# [Records for the exercise]
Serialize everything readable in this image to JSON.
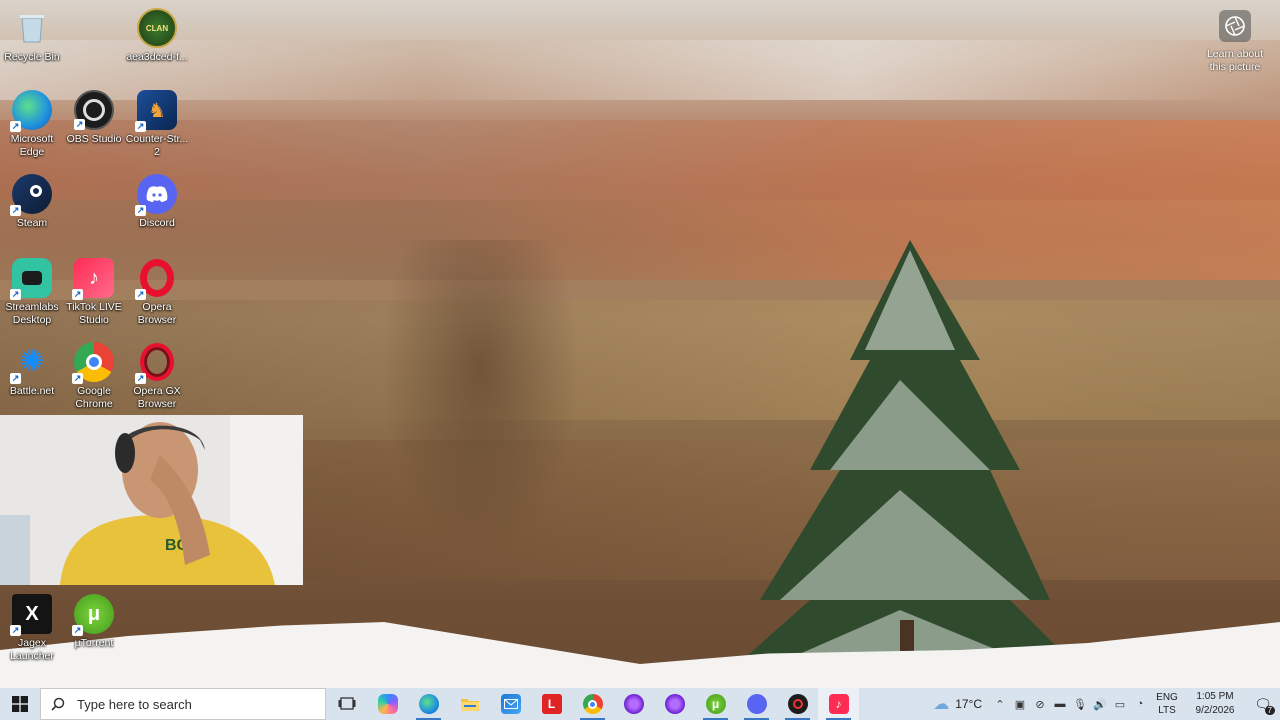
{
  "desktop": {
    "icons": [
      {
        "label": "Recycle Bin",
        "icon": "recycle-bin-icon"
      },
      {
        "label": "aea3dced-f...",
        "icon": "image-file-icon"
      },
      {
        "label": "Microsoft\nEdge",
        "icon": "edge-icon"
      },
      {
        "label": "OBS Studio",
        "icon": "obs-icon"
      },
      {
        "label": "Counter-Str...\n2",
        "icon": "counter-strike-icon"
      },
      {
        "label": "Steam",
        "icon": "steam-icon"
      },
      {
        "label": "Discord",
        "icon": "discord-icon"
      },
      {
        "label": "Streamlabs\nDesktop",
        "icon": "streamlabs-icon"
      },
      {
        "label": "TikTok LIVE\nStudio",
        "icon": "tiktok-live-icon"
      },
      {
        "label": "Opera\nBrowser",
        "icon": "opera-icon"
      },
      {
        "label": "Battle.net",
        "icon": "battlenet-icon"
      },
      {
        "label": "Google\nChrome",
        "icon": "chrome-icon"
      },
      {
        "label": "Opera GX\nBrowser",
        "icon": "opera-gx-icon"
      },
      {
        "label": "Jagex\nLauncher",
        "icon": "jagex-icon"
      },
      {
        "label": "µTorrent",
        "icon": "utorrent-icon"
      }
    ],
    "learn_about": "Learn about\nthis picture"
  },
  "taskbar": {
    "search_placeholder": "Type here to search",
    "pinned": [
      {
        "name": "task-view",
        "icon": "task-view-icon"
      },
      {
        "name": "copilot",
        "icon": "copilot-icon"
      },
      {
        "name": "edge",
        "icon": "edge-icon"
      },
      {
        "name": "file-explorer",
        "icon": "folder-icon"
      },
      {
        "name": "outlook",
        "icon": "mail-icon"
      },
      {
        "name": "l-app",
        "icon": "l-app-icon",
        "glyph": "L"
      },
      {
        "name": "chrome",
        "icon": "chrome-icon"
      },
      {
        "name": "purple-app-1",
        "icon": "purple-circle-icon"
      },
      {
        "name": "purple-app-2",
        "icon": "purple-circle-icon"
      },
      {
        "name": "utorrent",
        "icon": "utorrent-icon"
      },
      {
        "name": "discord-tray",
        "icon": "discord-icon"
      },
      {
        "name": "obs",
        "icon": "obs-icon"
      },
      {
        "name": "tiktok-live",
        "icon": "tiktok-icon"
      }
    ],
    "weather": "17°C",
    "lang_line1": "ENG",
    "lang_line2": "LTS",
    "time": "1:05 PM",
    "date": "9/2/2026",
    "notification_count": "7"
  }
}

==

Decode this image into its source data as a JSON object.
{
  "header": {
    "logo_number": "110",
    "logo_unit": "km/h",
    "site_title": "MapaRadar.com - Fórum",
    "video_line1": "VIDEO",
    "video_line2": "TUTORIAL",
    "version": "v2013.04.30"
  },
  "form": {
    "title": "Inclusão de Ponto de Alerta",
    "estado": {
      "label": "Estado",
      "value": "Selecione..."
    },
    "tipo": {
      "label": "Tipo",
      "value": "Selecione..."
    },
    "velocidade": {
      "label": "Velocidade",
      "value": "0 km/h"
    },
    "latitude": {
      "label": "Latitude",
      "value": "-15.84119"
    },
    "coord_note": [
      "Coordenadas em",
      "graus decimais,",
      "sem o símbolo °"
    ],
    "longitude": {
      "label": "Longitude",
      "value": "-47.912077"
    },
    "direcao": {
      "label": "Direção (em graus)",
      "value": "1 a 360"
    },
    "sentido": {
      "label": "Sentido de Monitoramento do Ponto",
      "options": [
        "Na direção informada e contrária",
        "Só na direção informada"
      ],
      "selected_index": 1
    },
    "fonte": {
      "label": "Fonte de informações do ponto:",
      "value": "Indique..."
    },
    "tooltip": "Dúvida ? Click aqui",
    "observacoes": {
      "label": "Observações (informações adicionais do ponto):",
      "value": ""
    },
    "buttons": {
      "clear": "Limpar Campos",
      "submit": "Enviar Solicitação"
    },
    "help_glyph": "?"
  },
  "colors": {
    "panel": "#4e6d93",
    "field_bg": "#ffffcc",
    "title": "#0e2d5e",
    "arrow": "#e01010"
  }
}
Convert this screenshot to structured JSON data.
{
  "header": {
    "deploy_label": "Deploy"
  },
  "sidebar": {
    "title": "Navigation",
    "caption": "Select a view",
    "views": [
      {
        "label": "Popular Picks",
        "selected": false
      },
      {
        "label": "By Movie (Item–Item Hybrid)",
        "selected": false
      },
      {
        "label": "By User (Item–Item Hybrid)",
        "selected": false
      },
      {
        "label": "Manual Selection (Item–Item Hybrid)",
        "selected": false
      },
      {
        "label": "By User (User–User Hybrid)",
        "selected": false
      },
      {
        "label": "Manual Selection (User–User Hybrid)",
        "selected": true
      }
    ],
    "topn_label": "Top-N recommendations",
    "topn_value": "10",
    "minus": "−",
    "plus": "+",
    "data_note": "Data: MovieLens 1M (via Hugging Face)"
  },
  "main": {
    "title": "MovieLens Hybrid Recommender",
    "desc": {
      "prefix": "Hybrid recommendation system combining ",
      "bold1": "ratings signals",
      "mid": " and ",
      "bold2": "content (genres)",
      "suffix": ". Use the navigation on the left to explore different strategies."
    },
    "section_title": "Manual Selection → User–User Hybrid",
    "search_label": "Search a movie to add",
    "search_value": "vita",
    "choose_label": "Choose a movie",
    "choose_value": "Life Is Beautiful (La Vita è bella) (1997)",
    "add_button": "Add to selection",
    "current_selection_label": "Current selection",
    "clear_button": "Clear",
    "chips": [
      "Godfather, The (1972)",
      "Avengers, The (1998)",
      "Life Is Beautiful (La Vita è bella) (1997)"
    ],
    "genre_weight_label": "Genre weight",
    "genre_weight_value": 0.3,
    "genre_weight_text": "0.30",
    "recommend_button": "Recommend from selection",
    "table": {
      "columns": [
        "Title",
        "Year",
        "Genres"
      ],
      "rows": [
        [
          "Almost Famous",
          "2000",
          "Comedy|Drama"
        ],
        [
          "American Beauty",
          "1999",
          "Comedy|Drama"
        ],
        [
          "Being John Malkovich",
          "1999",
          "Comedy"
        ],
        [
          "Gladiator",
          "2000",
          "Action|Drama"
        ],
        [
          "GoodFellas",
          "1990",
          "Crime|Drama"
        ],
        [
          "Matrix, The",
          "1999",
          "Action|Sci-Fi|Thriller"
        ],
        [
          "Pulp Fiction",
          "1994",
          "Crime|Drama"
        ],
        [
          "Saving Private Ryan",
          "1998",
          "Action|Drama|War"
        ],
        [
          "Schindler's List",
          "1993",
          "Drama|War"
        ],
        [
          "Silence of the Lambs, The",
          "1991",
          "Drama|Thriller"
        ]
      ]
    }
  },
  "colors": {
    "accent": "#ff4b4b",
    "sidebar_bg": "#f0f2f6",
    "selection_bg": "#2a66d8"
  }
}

# [Task goal]
Count how many lines include the string "Beautiful". Nothing but the number is needed.

# [Exercise solution]
2